### Record set

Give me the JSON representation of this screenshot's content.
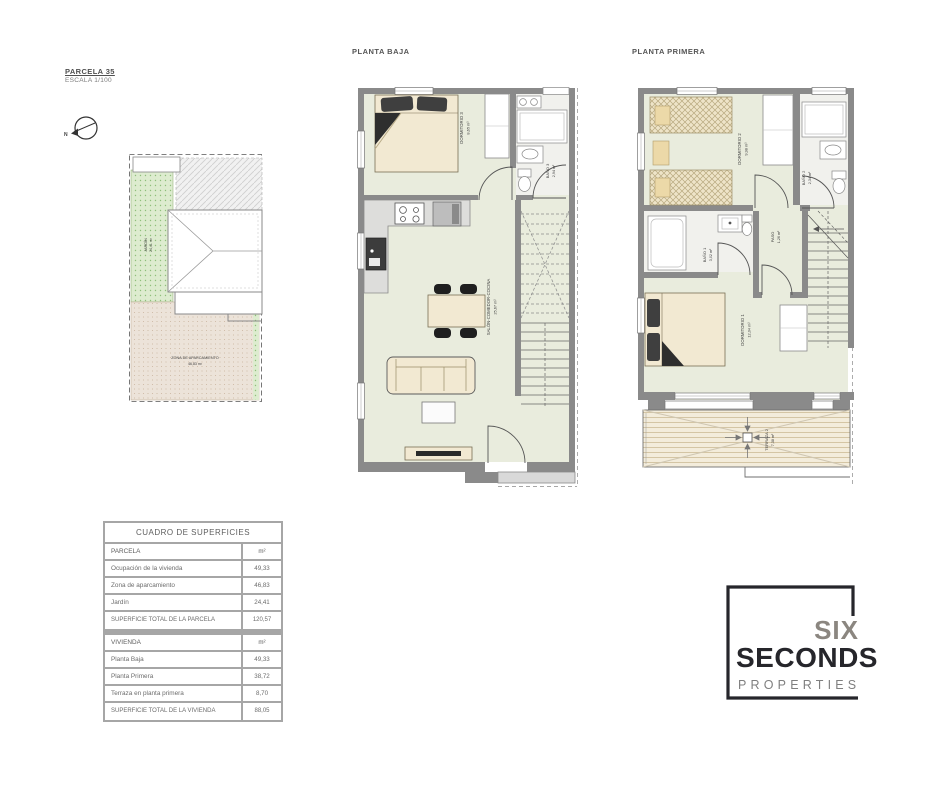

######
### Record set

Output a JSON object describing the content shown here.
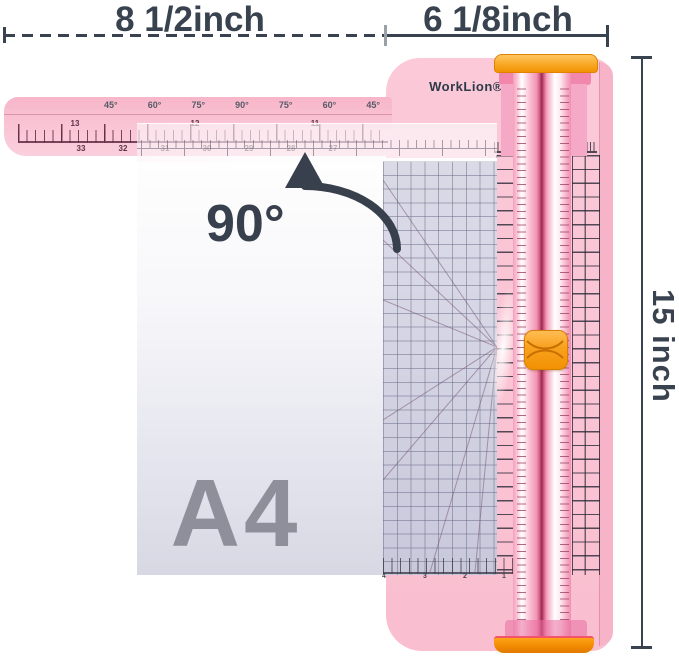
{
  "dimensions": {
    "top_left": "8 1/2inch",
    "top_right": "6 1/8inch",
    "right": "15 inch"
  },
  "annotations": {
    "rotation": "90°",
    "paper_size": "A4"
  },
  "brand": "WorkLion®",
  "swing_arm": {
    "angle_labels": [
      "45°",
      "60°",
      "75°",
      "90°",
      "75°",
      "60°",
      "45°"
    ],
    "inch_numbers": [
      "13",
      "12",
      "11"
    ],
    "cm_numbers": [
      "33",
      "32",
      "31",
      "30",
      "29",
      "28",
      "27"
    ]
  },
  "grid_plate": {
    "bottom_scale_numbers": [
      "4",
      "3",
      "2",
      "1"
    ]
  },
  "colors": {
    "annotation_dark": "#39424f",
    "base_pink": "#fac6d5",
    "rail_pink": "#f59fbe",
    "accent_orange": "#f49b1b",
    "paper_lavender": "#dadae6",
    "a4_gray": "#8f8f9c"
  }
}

######
### Record set

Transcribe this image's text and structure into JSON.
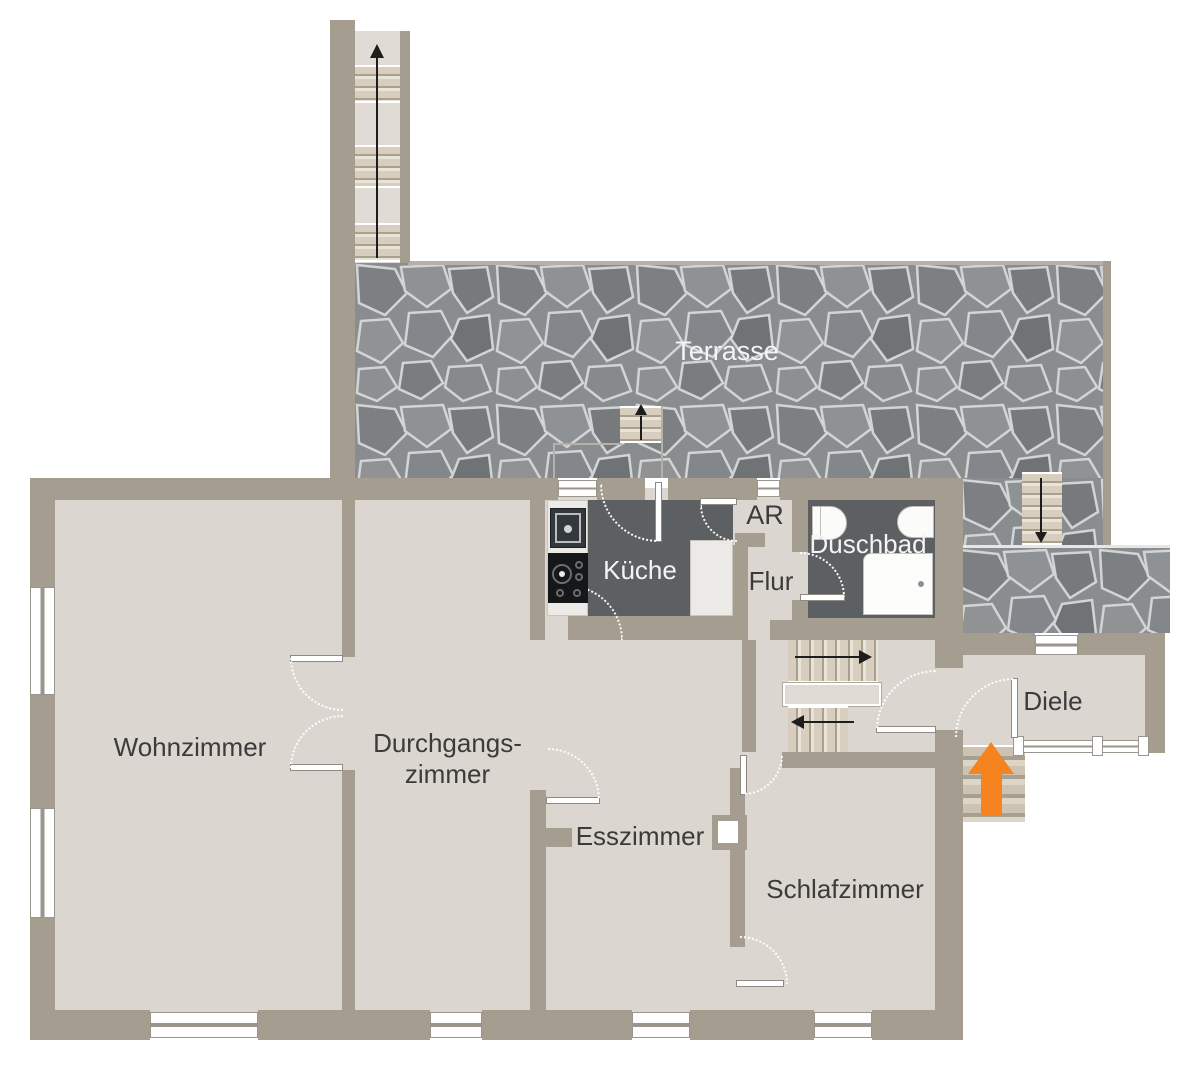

######

▸ What is required
Of the lines above, how many include the word "this"? Reply with the number only.

▸ Worked answer
2